** Begin Data for this task **

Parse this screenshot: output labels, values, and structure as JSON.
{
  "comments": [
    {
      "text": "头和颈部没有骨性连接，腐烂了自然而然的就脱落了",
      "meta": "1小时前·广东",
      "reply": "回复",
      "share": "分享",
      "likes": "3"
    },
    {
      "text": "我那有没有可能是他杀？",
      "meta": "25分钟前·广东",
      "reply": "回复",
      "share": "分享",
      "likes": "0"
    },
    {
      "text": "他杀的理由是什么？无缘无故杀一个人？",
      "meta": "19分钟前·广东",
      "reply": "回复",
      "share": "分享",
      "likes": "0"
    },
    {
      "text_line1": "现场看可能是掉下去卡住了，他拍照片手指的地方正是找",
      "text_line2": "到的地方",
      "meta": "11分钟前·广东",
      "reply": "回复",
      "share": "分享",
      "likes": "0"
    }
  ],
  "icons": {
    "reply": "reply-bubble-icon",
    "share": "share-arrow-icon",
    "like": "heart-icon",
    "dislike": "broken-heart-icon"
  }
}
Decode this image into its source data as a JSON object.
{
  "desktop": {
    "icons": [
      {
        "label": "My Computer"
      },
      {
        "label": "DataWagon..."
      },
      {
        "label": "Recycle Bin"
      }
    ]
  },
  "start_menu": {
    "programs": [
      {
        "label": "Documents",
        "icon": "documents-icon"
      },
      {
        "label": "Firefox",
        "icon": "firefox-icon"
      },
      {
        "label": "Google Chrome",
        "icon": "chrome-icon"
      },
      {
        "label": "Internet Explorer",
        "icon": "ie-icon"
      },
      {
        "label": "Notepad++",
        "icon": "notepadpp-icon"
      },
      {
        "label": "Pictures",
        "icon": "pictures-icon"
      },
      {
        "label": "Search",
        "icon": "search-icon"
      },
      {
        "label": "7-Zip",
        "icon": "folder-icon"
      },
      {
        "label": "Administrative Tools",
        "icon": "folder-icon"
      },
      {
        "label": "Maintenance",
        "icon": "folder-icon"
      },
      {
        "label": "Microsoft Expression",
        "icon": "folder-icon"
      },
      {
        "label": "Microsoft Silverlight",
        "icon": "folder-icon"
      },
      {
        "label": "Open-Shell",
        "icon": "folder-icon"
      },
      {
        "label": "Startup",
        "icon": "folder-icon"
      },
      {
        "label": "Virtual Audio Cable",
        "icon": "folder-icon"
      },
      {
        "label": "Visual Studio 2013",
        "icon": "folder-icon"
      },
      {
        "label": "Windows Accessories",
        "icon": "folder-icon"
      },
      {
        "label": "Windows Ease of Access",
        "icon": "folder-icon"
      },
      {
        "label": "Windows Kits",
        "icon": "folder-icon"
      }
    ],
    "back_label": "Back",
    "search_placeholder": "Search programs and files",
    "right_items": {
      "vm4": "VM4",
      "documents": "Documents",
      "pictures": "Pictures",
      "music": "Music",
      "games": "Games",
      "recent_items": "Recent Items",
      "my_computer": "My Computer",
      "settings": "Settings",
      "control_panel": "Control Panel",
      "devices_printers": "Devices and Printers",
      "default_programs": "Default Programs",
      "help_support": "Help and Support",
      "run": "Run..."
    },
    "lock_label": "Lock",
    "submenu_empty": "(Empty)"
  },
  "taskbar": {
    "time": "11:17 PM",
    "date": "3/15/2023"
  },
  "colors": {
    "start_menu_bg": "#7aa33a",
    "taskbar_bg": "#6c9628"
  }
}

** End Data for this task **

## Exercise
Reproduce the full set of records precisely.

## Solution to this task
Parse this screenshot: output labels, values, and structure as JSON.
{
  "comments": [
    {
      "text": "头和颈部没有骨性连接，腐烂了自然而然的就脱落了",
      "meta": "1小时前·广东",
      "reply": "回复",
      "share": "分享",
      "likes": "3"
    },
    {
      "text": "我那有没有可能是他杀？",
      "meta": "25分钟前·广东",
      "reply": "回复",
      "share": "分享",
      "likes": "0"
    },
    {
      "text": "他杀的理由是什么？无缘无故杀一个人？",
      "meta": "19分钟前·广东",
      "reply": "回复",
      "share": "分享",
      "likes": "0"
    },
    {
      "text_line1": "现场看可能是掉下去卡住了，他拍照片手指的地方正是找",
      "text_line2": "到的地方",
      "meta": "11分钟前·广东",
      "reply": "回复",
      "share": "分享",
      "likes": "0"
    }
  ],
  "icons": {
    "reply": "reply-bubble-icon",
    "share": "share-arrow-icon",
    "like": "heart-icon",
    "dislike": "broken-heart-icon"
  }
}
Decode this image into its source data as a JSON object.
{
  "desktop": {
    "icons": [
      {
        "label": "My Computer"
      },
      {
        "label": "DataWagon..."
      },
      {
        "label": "Recycle Bin"
      }
    ]
  },
  "start_menu": {
    "programs": [
      {
        "label": "Documents",
        "icon": "documents-icon"
      },
      {
        "label": "Firefox",
        "icon": "firefox-icon"
      },
      {
        "label": "Google Chrome",
        "icon": "chrome-icon"
      },
      {
        "label": "Internet Explorer",
        "icon": "ie-icon"
      },
      {
        "label": "Notepad++",
        "icon": "notepadpp-icon"
      },
      {
        "label": "Pictures",
        "icon": "pictures-icon"
      },
      {
        "label": "Search",
        "icon": "search-icon"
      },
      {
        "label": "7-Zip",
        "icon": "folder-icon"
      },
      {
        "label": "Administrative Tools",
        "icon": "folder-icon"
      },
      {
        "label": "Maintenance",
        "icon": "folder-icon"
      },
      {
        "label": "Microsoft Expression",
        "icon": "folder-icon"
      },
      {
        "label": "Microsoft Silverlight",
        "icon": "folder-icon"
      },
      {
        "label": "Open-Shell",
        "icon": "folder-icon"
      },
      {
        "label": "Startup",
        "icon": "folder-icon"
      },
      {
        "label": "Virtual Audio Cable",
        "icon": "folder-icon"
      },
      {
        "label": "Visual Studio 2013",
        "icon": "folder-icon"
      },
      {
        "label": "Windows Accessories",
        "icon": "folder-icon"
      },
      {
        "label": "Windows Ease of Access",
        "icon": "folder-icon"
      },
      {
        "label": "Windows Kits",
        "icon": "folder-icon"
      }
    ],
    "back_label": "Back",
    "search_placeholder": "Search programs and files",
    "right_items": {
      "vm4": "VM4",
      "documents": "Documents",
      "pictures": "Pictures",
      "music": "Music",
      "games": "Games",
      "recent_items": "Recent Items",
      "my_computer": "My Computer",
      "settings": "Settings",
      "control_panel": "Control Panel",
      "devices_printers": "Devices and Printers",
      "default_programs": "Default Programs",
      "help_support": "Help and Support",
      "run": "Run..."
    },
    "lock_label": "Lock",
    "submenu_empty": "(Empty)"
  },
  "taskbar": {
    "time": "11:17 PM",
    "date": "3/15/2023"
  },
  "colors": {
    "start_menu_bg": "#7aa33a",
    "taskbar_bg": "#6c9628"
  }
}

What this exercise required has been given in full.